▶ **EXERCISE BRIEF**
In this exercise, return the whole listing exactly, excluding any images.

Saved entries:
-*-*-
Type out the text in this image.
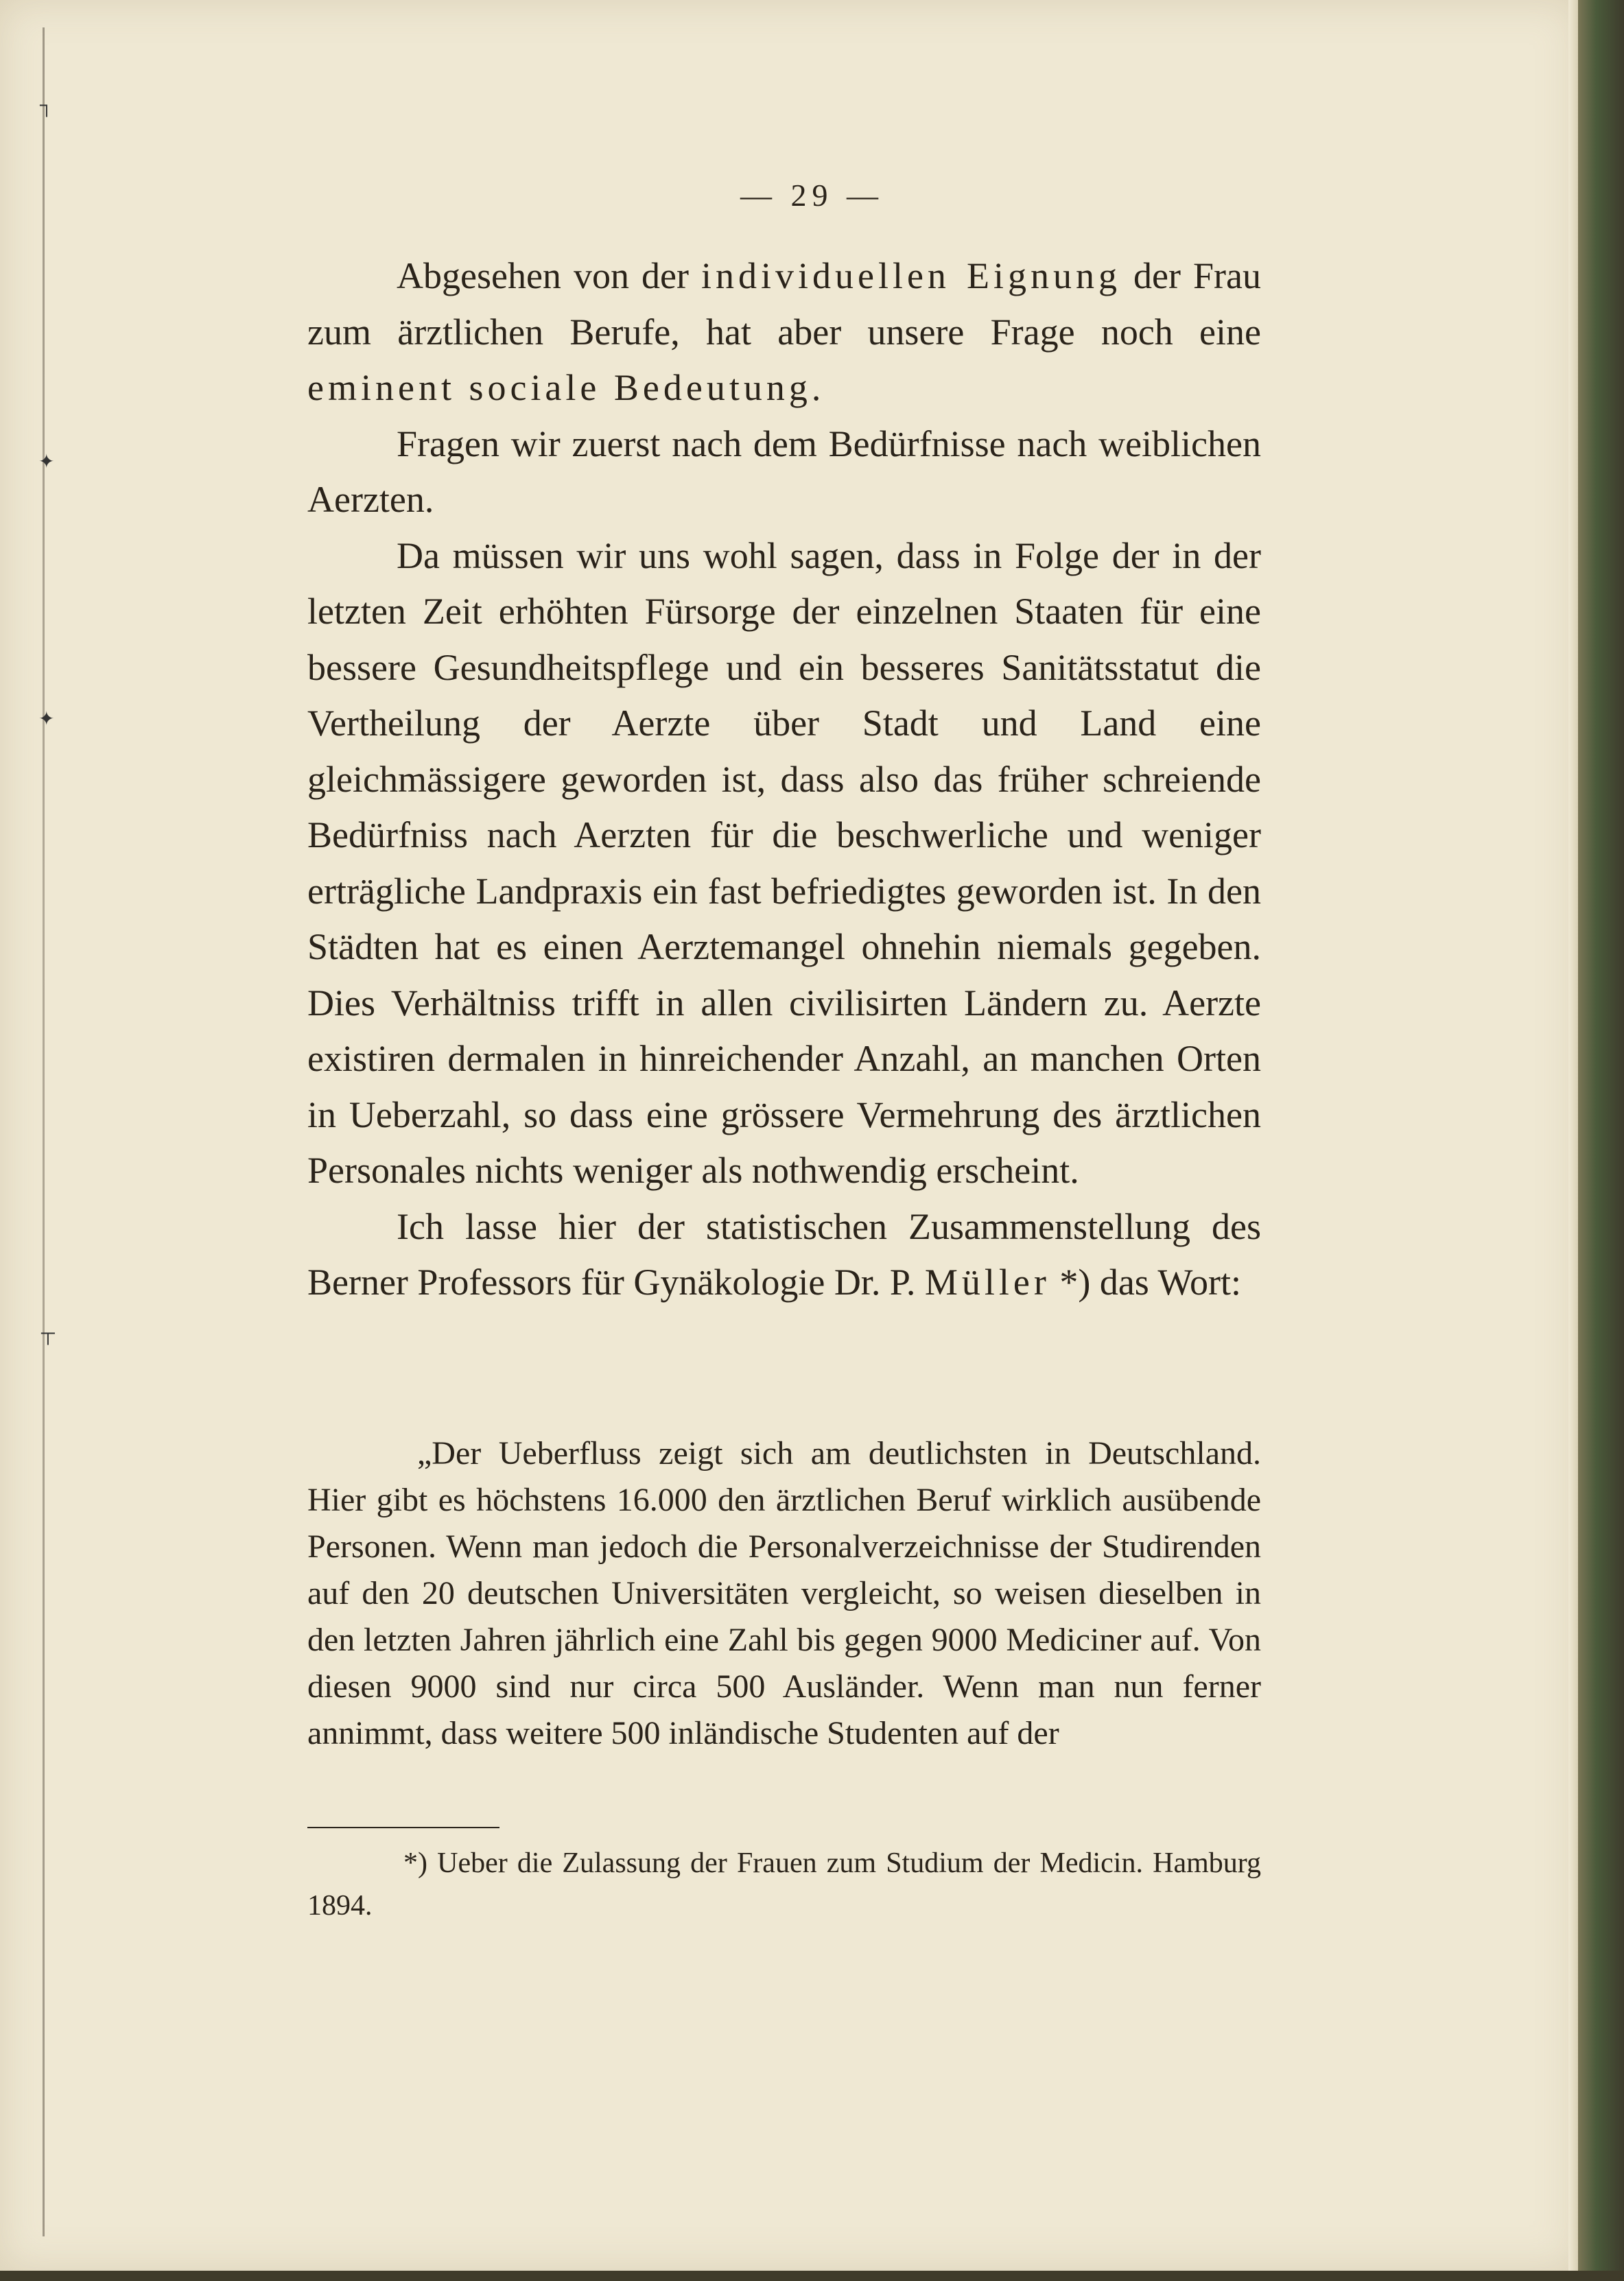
┐
✦
✦
┬
— 29 —

Abgesehen von der individuellen Eignung der Frau zum ärztlichen Berufe, hat aber unsere Frage noch eine eminent sociale Bedeutung.

Fragen wir zuerst nach dem Bedürfnisse nach weiblichen Aerzten.

Da müssen wir uns wohl sagen, dass in Folge der in der letzten Zeit erhöhten Fürsorge der einzelnen Staaten für eine bessere Gesundheitspflege und ein besseres Sanitätsstatut die Vertheilung der Aerzte über Stadt und Land eine gleichmässigere geworden ist, dass also das früher schreiende Bedürfniss nach Aerzten für die beschwerliche und weniger erträgliche Landpraxis ein fast befriedigtes geworden ist. In den Städten hat es einen Aerztemangel ohnehin niemals gegeben. Dies Verhältniss trifft in allen civilisirten Ländern zu. Aerzte existiren dermalen in hinreichender Anzahl, an manchen Orten in Ueberzahl, so dass eine grössere Vermehrung des ärztlichen Personales nichts weniger als nothwendig erscheint.

Ich lasse hier der statistischen Zusammenstellung des Berner Professors für Gynäkologie Dr. P. Müller *) das Wort:

„Der Ueberfluss zeigt sich am deutlichsten in Deutschland. Hier gibt es höchstens 16.000 den ärztlichen Beruf wirklich ausübende Personen. Wenn man jedoch die Personalverzeichnisse der Studirenden auf den 20 deutschen Universitäten vergleicht, so weisen dieselben in den letzten Jahren jährlich eine Zahl bis gegen 9000 Mediciner auf. Von diesen 9000 sind nur circa 500 Ausländer. Wenn man nun ferner annimmt, dass weitere 500 inländische Studenten auf der

*) Ueber die Zulassung der Frauen zum Studium der Medicin. Hamburg 1894.
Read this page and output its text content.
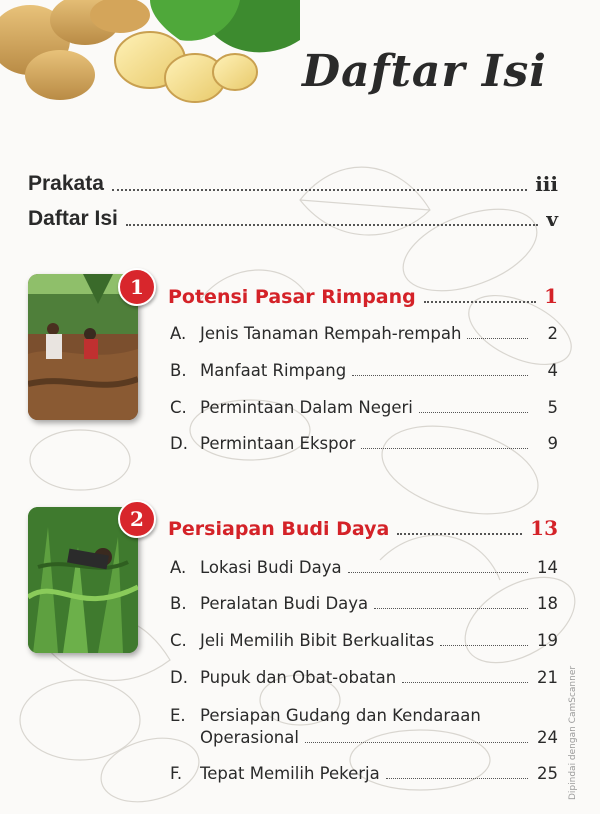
Daftar Isi
Prakata	iii
Daftar Isi	v
1	Potensi Pasar Rimpang	1
A. Jenis Tanaman Rempah-rempah	2
B. Manfaat Rimpang	4
C. Permintaan Dalam Negeri	5
D. Permintaan Ekspor	9
2	Persiapan Budi Daya	13
A. Lokasi Budi Daya	14
B. Peralatan Budi Daya	18
C. Jeli Memilih Bibit Berkualitas	19
D. Pupuk dan Obat-obatan	21
E. Persiapan Gudang dan Kendaraan
Operasional	24
F.	Tepat Memilih Pekerja	25 Dipindai dengan CamScanner
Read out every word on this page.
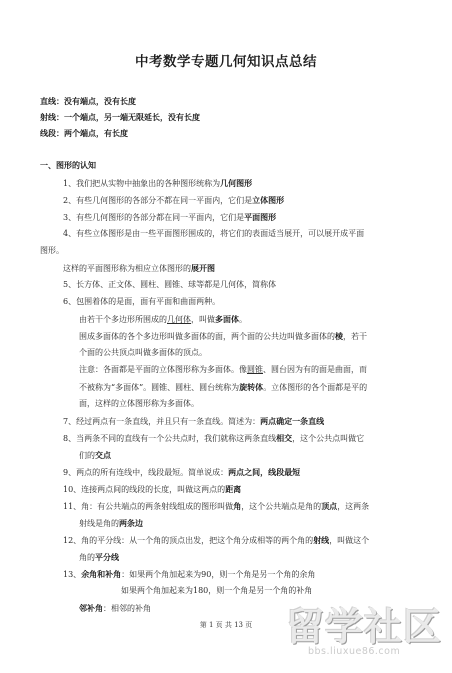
中考数学专题几何知识点总结
直线：没有端点，没有长度
射线：一个端点，另一端无限延长，没有长度
线段：两个端点，有长度
一、图形的认知
1、我们把从实物中抽象出的各种图形统称为几何图形
2、有些几何图形的各部分不都在同一平面内，它们是立体图形
3、有些几何图形的各部分都在同一平面内，它们是平面图形
4、有些立体图形是由一些平面图形围成的，将它们的表面适当展开，可以展开成平面
图形。
这样的平面图形称为相应立体图形的展开图
5、长方体、正文体、圆柱、圆锥、球等都是几何体，简称体
6、包围着体的是面，面有平面和曲面两种。
由若干个多边形所围成的几何体，叫做多面体。
围成多面体的各个多边形叫做多面体的面，两个面的公共边叫做多面体的棱，若干
个面的公共顶点叫做多面体的顶点。
注意：各面都是平面的立体图形称为多面体。像圆锥、圆台因为有的面是曲面，而
不被称为“多面体”。圆锥、圆柱、圆台统称为旋转体。立体图形的各个面都是平的
面，这样的立体图形称为多面体。
7、经过两点有一条直线，并且只有一条直线。简述为：两点确定一条直线
8、当两条不同的直线有一个公共点时，我们就称这两条直线相交，这个公共点叫做它
们的交点
9、两点的所有连线中，线段最短。简单说成：两点之间，线段最短
10、连接两点间的线段的长度，叫做这两点的距离
11、角：有公共端点的两条射线组成的图形叫做角，这个公共端点是角的顶点，这两条
射线是角的两条边
12、角的平分线：从一个角的顶点出发，把这个角分成相等的两个角的射线，叫做这个
角的平分线
13、余角和补角：如果两个角加起来为90，则一个角是另一个角的余角
如果两个角加起来为180，则一个角是另一个角的补角
邻补角：相邻的补角
第 1 页 共 13 页 留学社区
bbs.liuxue86.com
-*-*-
▶ **RESULT OF THE TASK**
Type out the text in this image.
┐
✦
✦
┬
— 29 —

Abgesehen von der individuellen Eignung der Frau zum ärztlichen Berufe, hat aber unsere Frage noch eine eminent sociale Bedeutung.

Fragen wir zuerst nach dem Bedürfnisse nach weiblichen Aerzten.

Da müssen wir uns wohl sagen, dass in Folge der in der letzten Zeit erhöhten Fürsorge der einzelnen Staaten für eine bessere Gesundheitspflege und ein besseres Sanitätsstatut die Vertheilung der Aerzte über Stadt und Land eine gleichmässigere geworden ist, dass also das früher schreiende Bedürfniss nach Aerzten für die beschwerliche und weniger erträgliche Landpraxis ein fast befriedigtes geworden ist. In den Städten hat es einen Aerztemangel ohnehin niemals gegeben. Dies Verhältniss trifft in allen civilisirten Ländern zu. Aerzte existiren dermalen in hinreichender Anzahl, an manchen Orten in Ueberzahl, so dass eine grössere Vermehrung des ärztlichen Personales nichts weniger als nothwendig erscheint.

Ich lasse hier der statistischen Zusammenstellung des Berner Professors für Gynäkologie Dr. P. Müller *) das Wort:

„Der Ueberfluss zeigt sich am deutlichsten in Deutschland. Hier gibt es höchstens 16.000 den ärztlichen Beruf wirklich ausübende Personen. Wenn man jedoch die Personalverzeichnisse der Studirenden auf den 20 deutschen Universitäten vergleicht, so weisen dieselben in den letzten Jahren jährlich eine Zahl bis gegen 9000 Mediciner auf. Von diesen 9000 sind nur circa 500 Ausländer. Wenn man nun ferner annimmt, dass weitere 500 inländische Studenten auf der

*) Ueber die Zulassung der Frauen zum Studium der Medicin. Hamburg 1894.
Read this page and output its text content.
Daftar Isi
Prakata	iii
Daftar Isi	v
1	Potensi Pasar Rimpang	1
A. Jenis Tanaman Rempah-rempah	2
B. Manfaat Rimpang	4
C. Permintaan Dalam Negeri	5
D. Permintaan Ekspor	9
2	Persiapan Budi Daya	13
A. Lokasi Budi Daya	14
B. Peralatan Budi Daya	18
C. Jeli Memilih Bibit Berkualitas	19
D. Pupuk dan Obat-obatan	21
E. Persiapan Gudang dan Kendaraan
Operasional	24
F.	Tepat Memilih Pekerja	25 Dipindai dengan CamScanner
Read out every word on this page.
中考数学专题几何知识点总结
直线：没有端点，没有长度
射线：一个端点，另一端无限延长，没有长度
线段：两个端点，有长度
一、图形的认知
1、我们把从实物中抽象出的各种图形统称为几何图形
2、有些几何图形的各部分不都在同一平面内，它们是立体图形
3、有些几何图形的各部分都在同一平面内，它们是平面图形
4、有些立体图形是由一些平面图形围成的，将它们的表面适当展开，可以展开成平面
图形。
这样的平面图形称为相应立体图形的展开图
5、长方体、正文体、圆柱、圆锥、球等都是几何体，简称体
6、包围着体的是面，面有平面和曲面两种。
由若干个多边形所围成的几何体，叫做多面体。
围成多面体的各个多边形叫做多面体的面，两个面的公共边叫做多面体的棱，若干
个面的公共顶点叫做多面体的顶点。
注意：各面都是平面的立体图形称为多面体。像圆锥、圆台因为有的面是曲面，而
不被称为“多面体”。圆锥、圆柱、圆台统称为旋转体。立体图形的各个面都是平的
面，这样的立体图形称为多面体。
7、经过两点有一条直线，并且只有一条直线。简述为：两点确定一条直线
8、当两条不同的直线有一个公共点时，我们就称这两条直线相交，这个公共点叫做它
们的交点
9、两点的所有连线中，线段最短。简单说成：两点之间，线段最短
10、连接两点间的线段的长度，叫做这两点的距离
11、角：有公共端点的两条射线组成的图形叫做角，这个公共端点是角的顶点，这两条
射线是角的两条边
12、角的平分线：从一个角的顶点出发，把这个角分成相等的两个角的射线，叫做这个
角的平分线
13、余角和补角：如果两个角加起来为90，则一个角是另一个角的余角
如果两个角加起来为180，则一个角是另一个角的补角
邻补角：相邻的补角
第 1 页 共 13 页 留学社区
bbs.liuxue86.com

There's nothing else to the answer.